◆ WHAT THIS TASK INVOLVES
Nothing but an exact reproduction of the records, pictures excluded, should be returned.

◆ ENTRIES PROVIDED
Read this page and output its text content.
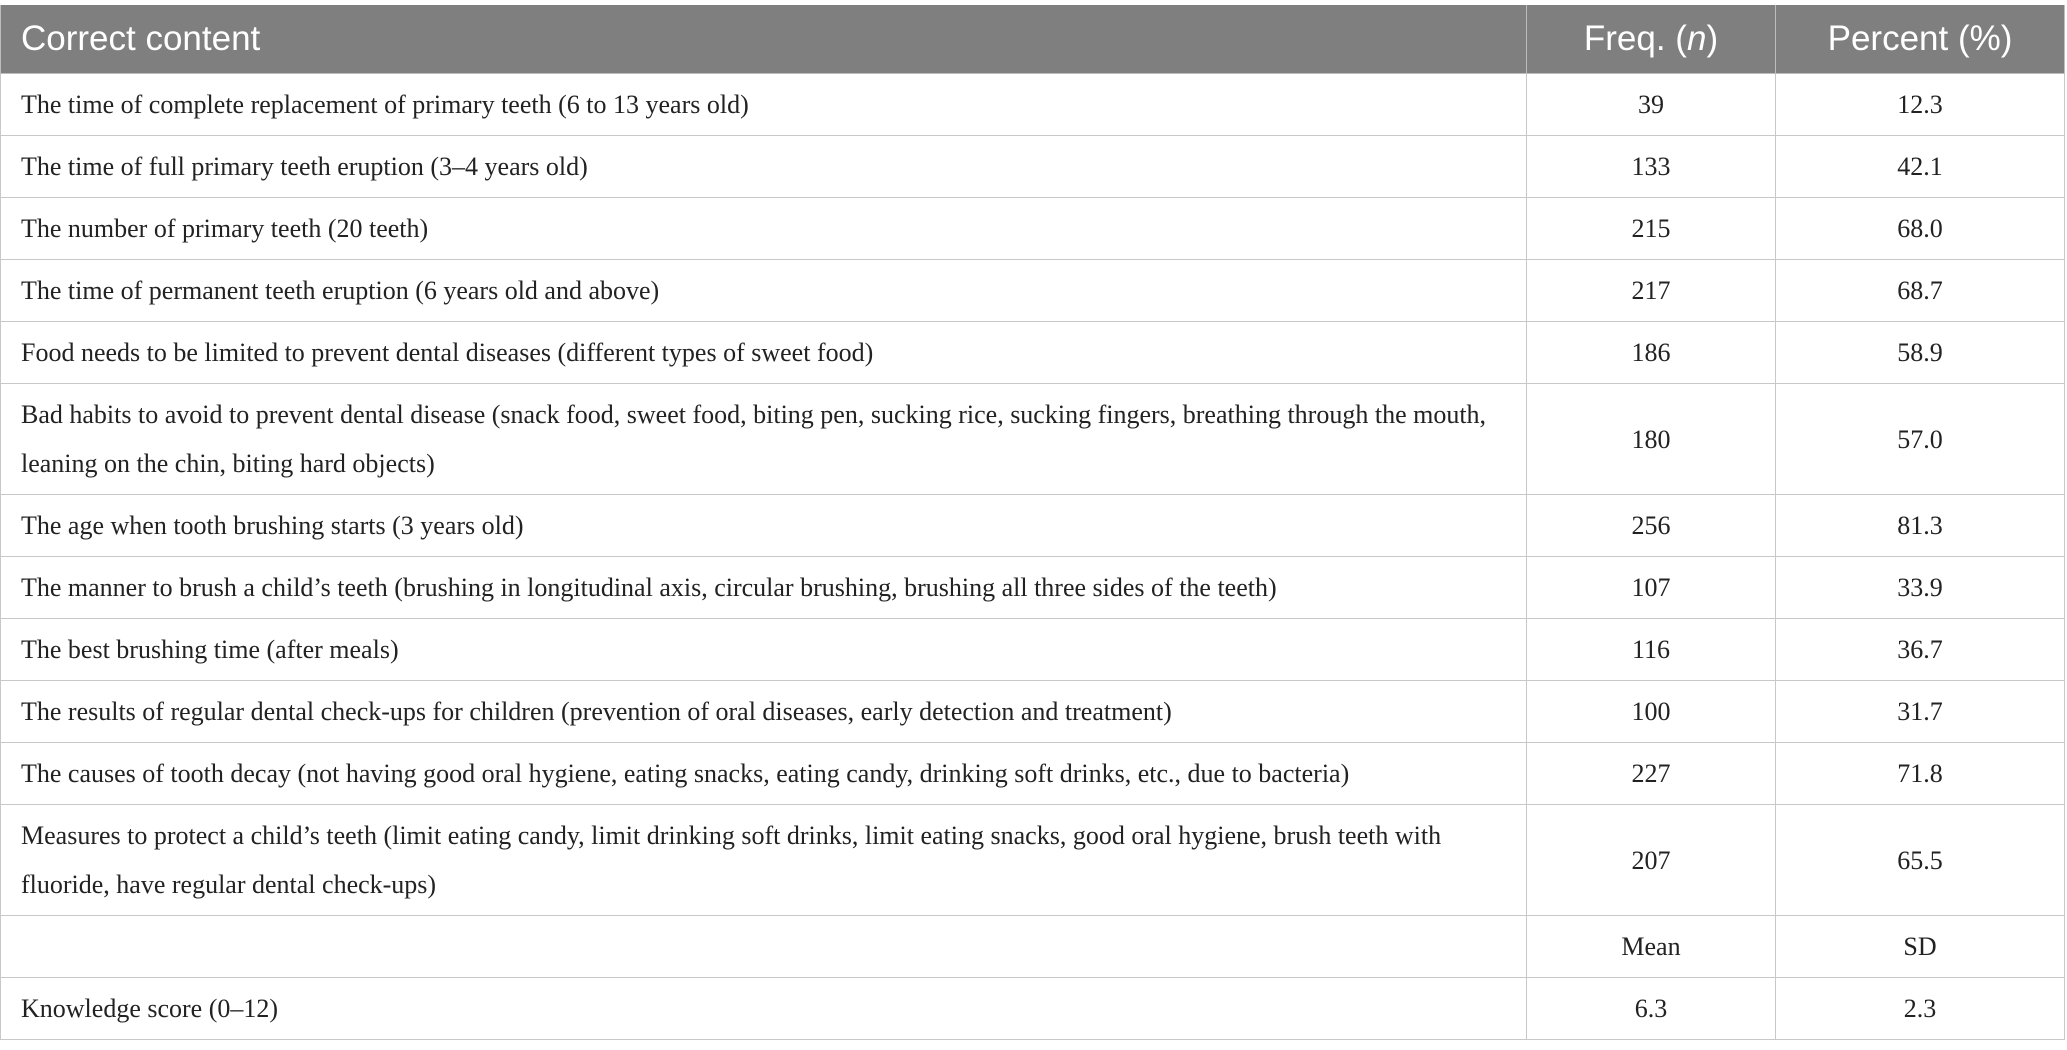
Correct content	Freq. (n)	Percent (%)
The time of complete replacement of primary teeth (6 to 13 years old)	39	12.3
The time of full primary teeth eruption (3–4 years old)	133	42.1
The number of primary teeth (20 teeth)	215	68.0
The time of permanent teeth eruption (6 years old and above)	217	68.7
Food needs to be limited to prevent dental diseases (different types of sweet food)	186	58.9
Bad habits to avoid to prevent dental disease (snack food, sweet food, biting pen, sucking rice, sucking fingers, breathing through the mouth, leaning on the chin, biting hard objects)	180	57.0
The age when tooth brushing starts (3 years old)	256	81.3
The manner to brush a child’s teeth (brushing in longitudinal axis, circular brushing, brushing all three sides of the teeth)	107	33.9
The best brushing time (after meals)	116	36.7
The results of regular dental check-ups for children (prevention of oral diseases, early detection and treatment)	100	31.7
The causes of tooth decay (not having good oral hygiene, eating snacks, eating candy, drinking soft drinks, etc., due to bacteria)	227	71.8
Measures to protect a child’s teeth (limit eating candy, limit drinking soft drinks, limit eating snacks, good oral hygiene, brush teeth with fluoride, have regular dental check-ups)	207	65.5
	Mean	SD
Knowledge score (0–12)	6.3	2.3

◆ YOUR RESPONSE
Read this page and output its text content.
Correct content	Freq. (n)	Percent (%)
The time of complete replacement of primary teeth (6 to 13 years old)	39	12.3
The time of full primary teeth eruption (3–4 years old)	133	42.1
The number of primary teeth (20 teeth)	215	68.0
The time of permanent teeth eruption (6 years old and above)	217	68.7
Food needs to be limited to prevent dental diseases (different types of sweet food)	186	58.9
Bad habits to avoid to prevent dental disease (snack food, sweet food, biting pen, sucking rice, sucking fingers, breathing through the mouth, leaning on the chin, biting hard objects)	180	57.0
The age when tooth brushing starts (3 years old)	256	81.3
The manner to brush a child’s teeth (brushing in longitudinal axis, circular brushing, brushing all three sides of the teeth)	107	33.9
The best brushing time (after meals)	116	36.7
The results of regular dental check-ups for children (prevention of oral diseases, early detection and treatment)	100	31.7
The causes of tooth decay (not having good oral hygiene, eating snacks, eating candy, drinking soft drinks, etc., due to bacteria)	227	71.8
Measures to protect a child’s teeth (limit eating candy, limit drinking soft drinks, limit eating snacks, good oral hygiene, brush teeth with fluoride, have regular dental check-ups)	207	65.5
	Mean	SD
Knowledge score (0–12)	6.3	2.3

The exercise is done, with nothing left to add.